Compiti da svolgere:
- a) Riproduci parola per parola il passo dell'articolo su Trump e Gaza che va da "L’immobiliarista che ridisegna" a "riuscire a risolvere.".
- b) Scrivi il seguito dell'articolo su Trump e Gaza, cominciando subito dopo l'ultima frase riportata.

Estratto del testo:

* * * * * * * * *

Il presidente applica la sua logica imprenditoriale alla politica estera mentre Netanyahu ascolta, sorride e lascia fare.
‘L’apprendista’, il film che lo racconta da giovane figlio di papà durante i difficili anni ’70 e i vistosi ’80. Era impegnato nell’attività di grande demolitore e costruttore. Seguiva gli insegnamenti di un Roy Cohn, avvocato repubblicano, diventato faccendiere, amico della importante mafia newyorkese, soprattutto italiana di allora. La prima regola che Cohn spiega nel film e viene adottata subito da Trump fu: “attaccare, attaccare, attaccare”.
L’immobiliarista che ridisegna il mondo
Ancora una volta capo della Casa Bianca, invece di fare politica con i metodi più o meno tradizionali propone una strada meno tortuosa per comprare e vedere terreni (e popoli?) in giro per il mondo anche se appezzamenti più disastrati di quelli del Bronx o nel cuore di Manhattan di una volta. Innanzitutto, dice bisogna sgomberare gli inquilini. In questo caso, un paio di milioni, più o meno di palestinesi. Donne, uomini, bambini stravolti dagli effetti di un anno e mezzo di bombe israeliane. Per loro ha idee non proprio nuove e difficoltà obiettive che, sostiene, una buona trattativa multilaterale dovrebbero riuscire a risolvere.
Il quasi Re saudita socio in affari
L’Arabia Saudita, con il suo quasi re accusato di aver assassinato un cittadino americano (Kashoggi), dovrebbe essere, secondo Trump, il partner con cui trasformare la striscia di Gaza in un paradiso: spiagge e, perché no, casinò scintillanti a disposizione – Atlantic City, una sua impresa non andata proprio bene – di tutti i popoli del Mediterraneo. Ci vorrà del tempo dice – 5 o 10 anni – e, se necessario, per controllare che vada tutto bene, è pronto a inviare la cavalleria. Lui che aveva promesso ai suoi elettori non mandare mai più i giovani americani in uniforme in giro per il mondo è veramente pronto a occupare Gaza con i Marines?

* * * * * * * * *

Sezione dati:
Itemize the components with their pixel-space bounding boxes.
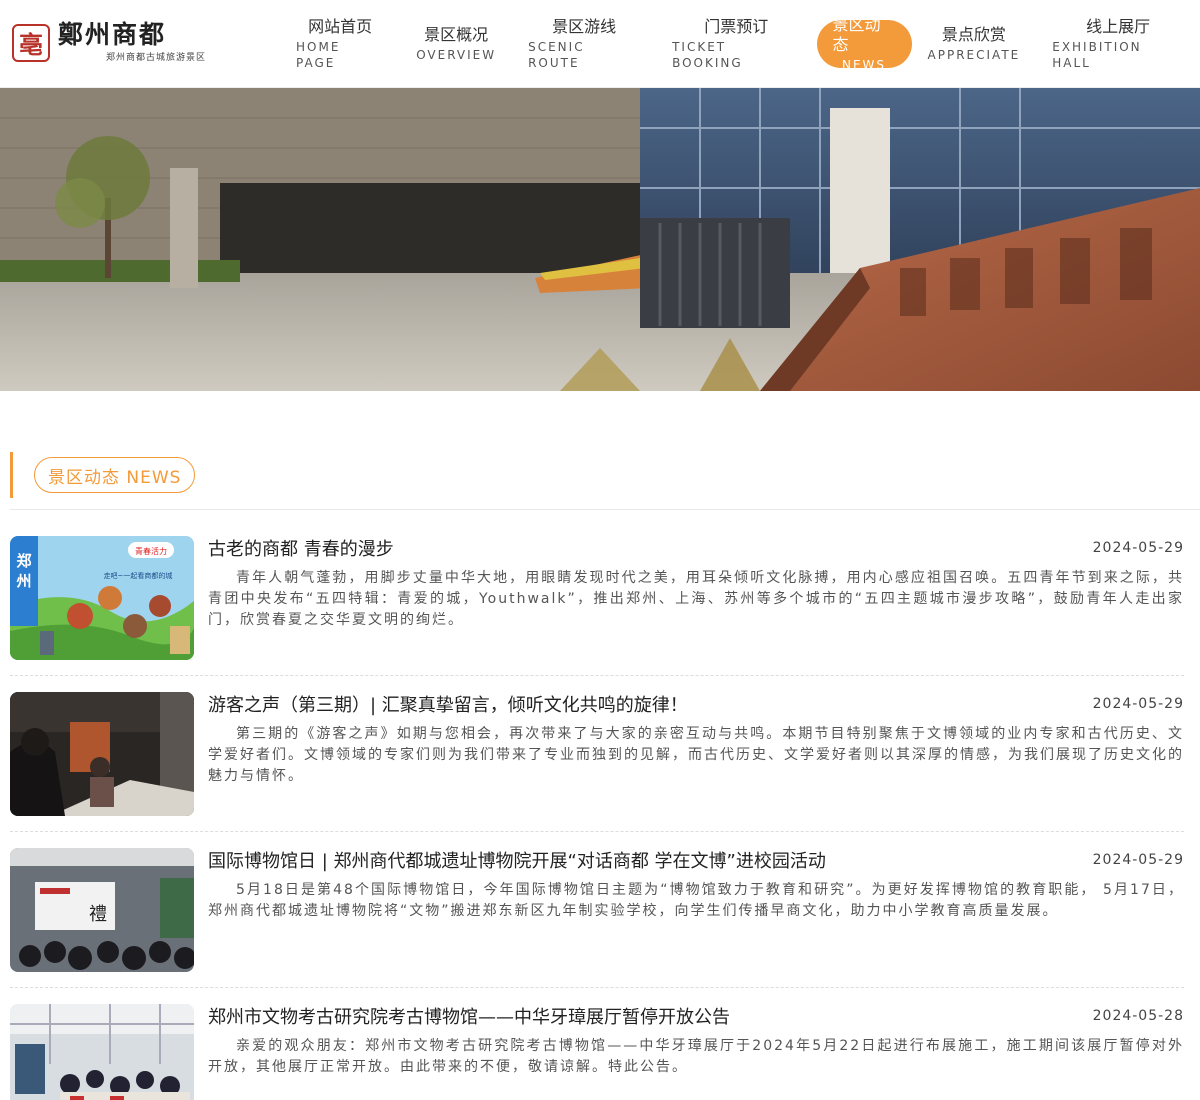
hero-banner-image — [0, 88, 1200, 391]
nav-item-sublabel: NEWS — [841, 58, 887, 72]
logo-text: 鄭州商都 郑州商都古城旅游景区 — [58, 20, 207, 64]
news-date: 2024-05-29 — [1092, 696, 1184, 712]
site-header: 亳 鄭州商都 郑州商都古城旅游景区 网站首页 HOME PAGE 景区概况 OV… — [0, 0, 1200, 88]
nav-item-sublabel: SCENIC ROUTE — [528, 40, 585, 70]
news-thumbnail-image — [10, 692, 194, 816]
news-summary: 青年人朝气蓬勃，用脚步丈量中华大地，用眼睛发现时代之美，用耳朵倾听文化脉搏，用内… — [208, 570, 1184, 628]
nav-item-overview[interactable]: 景区概况 OVERVIEW — [400, 20, 512, 68]
news-date: 2024-05-29 — [1092, 852, 1184, 868]
news-thumbnail[interactable] — [10, 692, 194, 816]
nav-item-appreciate[interactable]: 景点欣赏 APPRECIATE — [912, 20, 1037, 68]
news-thumbnail-image: 禮 — [10, 848, 194, 972]
news-title[interactable]: 游客之声（第三期）| 汇聚真挚留言，倾听文化共鸣的旋律！ — [208, 694, 688, 718]
nav-item-label: 门票预订 — [704, 17, 769, 36]
news-summary: 亲爱的观众朋友：郑州市文物考古研究院考古博物馆——中华牙璋展厅于2024年5月2… — [208, 1038, 1184, 1075]
thumb-side-text-2: 州 — [15, 572, 31, 590]
nav-item-label: 景区动态 — [832, 15, 881, 54]
news-thumbnail-image: 郑 州 青春活力 走吧~一起看商都的城 — [10, 536, 194, 660]
nav-item-label: 景区概况 — [424, 25, 489, 44]
news-title[interactable]: 古老的商都 青春的漫步 — [208, 538, 394, 562]
news-item[interactable]: 郑 州 青春活力 走吧~一起看商都的城 古老的商都 青春的漫步 2024-05-… — [10, 536, 1184, 660]
news-thumbnail-image — [10, 1004, 194, 1100]
logo-title: 鄭州商都 — [58, 20, 167, 49]
nav-item-news[interactable]: 景区动态 NEWS — [816, 15, 912, 72]
news-date: 2024-05-29 — [1092, 540, 1184, 556]
nav-item-sublabel: EXHIBITION HALL — [1052, 40, 1142, 70]
section-heading: 景区动态 NEWS — [10, 452, 196, 498]
news-date: 2024-05-28 — [1092, 1008, 1184, 1024]
news-item[interactable]: 游客之声（第三期）| 汇聚真挚留言，倾听文化共鸣的旋律！ 2024-05-29 … — [10, 692, 1184, 816]
news-divider — [10, 831, 1184, 832]
news-thumbnail[interactable] — [10, 1004, 194, 1100]
main-nav: 网站首页 HOME PAGE 景区概况 OVERVIEW 景区游线 SCENIC… — [280, 15, 1200, 72]
logo-subtitle: 郑州商都古城旅游景区 — [106, 53, 207, 63]
news-divider — [10, 675, 1184, 676]
thumb-side-text-1: 郑 — [16, 552, 31, 570]
news-summary: 5月18日是第48个国际博物馆日，今年国际博物馆日主题为“博物馆致力于教育和研究… — [208, 882, 1184, 919]
nav-item-home[interactable]: 网站首页 HOME PAGE — [280, 17, 400, 70]
nav-item-scenic-route[interactable]: 景区游线 SCENIC ROUTE — [512, 17, 656, 70]
news-divider — [10, 987, 1184, 988]
seal-icon: 亳 — [12, 23, 50, 62]
nav-item-sublabel: HOME PAGE — [296, 40, 341, 70]
nav-item-label: 景点欣赏 — [941, 25, 1006, 44]
site-logo[interactable]: 亳 鄭州商都 郑州商都古城旅游景区 — [12, 22, 206, 63]
nav-item-sublabel: OVERVIEW — [416, 48, 497, 62]
thumb-screen-glyph: 禮 — [89, 904, 107, 925]
nav-item-exhibition-hall[interactable]: 线上展厅 EXHIBITION HALL — [1036, 17, 1200, 70]
thumb-badge: 青春活力 — [135, 546, 167, 556]
news-title[interactable]: 郑州市文物考古研究院考古博物馆——中华牙璋展厅暂停开放公告 — [208, 1006, 730, 1030]
nav-item-ticket-booking[interactable]: 门票预订 TICKET BOOKING — [656, 17, 816, 70]
hero-banner — [0, 88, 1200, 391]
news-summary: 第三期的《游客之声》如期与您相会，再次带来了与大家的亲密互动与共鸣。本期节目特别… — [208, 726, 1184, 784]
news-title[interactable]: 国际博物馆日 | 郑州商代都城遗址博物院开展“对话商都 学在文博”进校园活动 — [208, 850, 826, 874]
news-thumbnail[interactable]: 禮 — [10, 848, 194, 972]
section-title-pill: 景区动态 NEWS — [34, 457, 196, 493]
nav-item-sublabel: TICKET BOOKING — [672, 40, 743, 70]
news-thumbnail[interactable]: 郑 州 青春活力 走吧~一起看商都的城 — [10, 536, 194, 660]
nav-item-label: 线上展厅 — [1086, 17, 1151, 36]
thumb-caption: 走吧~一起看商都的城 — [104, 571, 173, 580]
nav-item-label: 景区游线 — [552, 17, 617, 36]
nav-item-sublabel: APPRECIATE — [927, 48, 1021, 62]
news-item[interactable]: 禮 国际博物馆日 | 郑州商代都城遗址博物院开展“对话商都 学在文博”进校园活动… — [10, 848, 1184, 972]
nav-item-label: 网站首页 — [308, 17, 373, 36]
section-divider — [10, 509, 1200, 510]
news-item[interactable]: 郑州市文物考古研究院考古博物馆——中华牙璋展厅暂停开放公告 2024-05-28… — [10, 1004, 1184, 1100]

* * * * * * * * *

Risposte per compito:
- a)
L’immobiliarista che ridisegna il mondo
Ancora una volta capo della Casa Bianca, invece di fare politica con i metodi più o meno tradizionali propone una strada meno tortuosa per comprare e vedere terreni (e popoli?) in giro per il mondo anche se appezzamenti più disastrati di quelli del Bronx o nel cuore di Manhattan di una volta. Innanzitutto, dice bisogna sgomberare gli inquilini. In questo caso, un paio di milioni, più o meno di palestinesi. Donne, uomini, bambini stravolti dagli effetti di un anno e mezzo di bombe israeliane. Per loro ha idee non proprio nuove e difficoltà obiettive che, sostiene, una buona trattativa multilaterale dovrebbero riuscire a risolvere.

- b)
Netanyahu che plaude stupito
Le sue parole hanno sorpreso persino Netanyahu, ospite d’onore alla Casa Bianca. Il capo del Governo israeliano, responsabile della morte di decine di migliaia di palestinesi a Gaza; della distruzione della Striscia; del nuovo assalto alle comunità palestinesi della Cisgiordania, sorrideva quasi incredulo accanto al presidente.
A chi Gaza meglio che agli Stati Uniti?
Più convinto, da subito, che l’idea sia realizzabile il ministro degli Esteri israeliano Gideon Saar. «Gaza non ha funzionato sotto la sovranità egiziana, è stato un fallimento quando è stata consegnata all’Autorità Palestinese come parte degli accordi di Oslo e ha definitivamente fallito sotto il dominio di Hamas… Gaza nella sua forma attuale non ha futuro». «Dunque –sostiene-, è molto importante studiare idee che sono fuori dai soliti schemi». Come il piano di Trump per lo spostamento di massa della sua popolazione.
Non dico tutta, ma oggi una parte considerevole della popolazione ebraica israeliana sogna di svegliarsi un giorno senza più popolo palestinese come vicino di casa. Che siano o non cittadini israeliani, qualcosa come il 20 percento della popolazione.
Trump sorprende gli amici ebrei
Secondo il Wall Street Journal, la proposta di Trump ha sbalordito persino alcuni dei suoi sostenitori più influenti nella comunità ebraica. Uno ha definito l’idea ‘folle’, mentre per altri osservatori sia in USA che in Medio Oriente sembra l’inizio di una trattativa più politica che immobiliare. E invitano a guardare allo slancio furibondo con lui il presidente appena insediato ha confrontato il Canada e il Messico per poi, subito dopo, avviare una serie di trattative.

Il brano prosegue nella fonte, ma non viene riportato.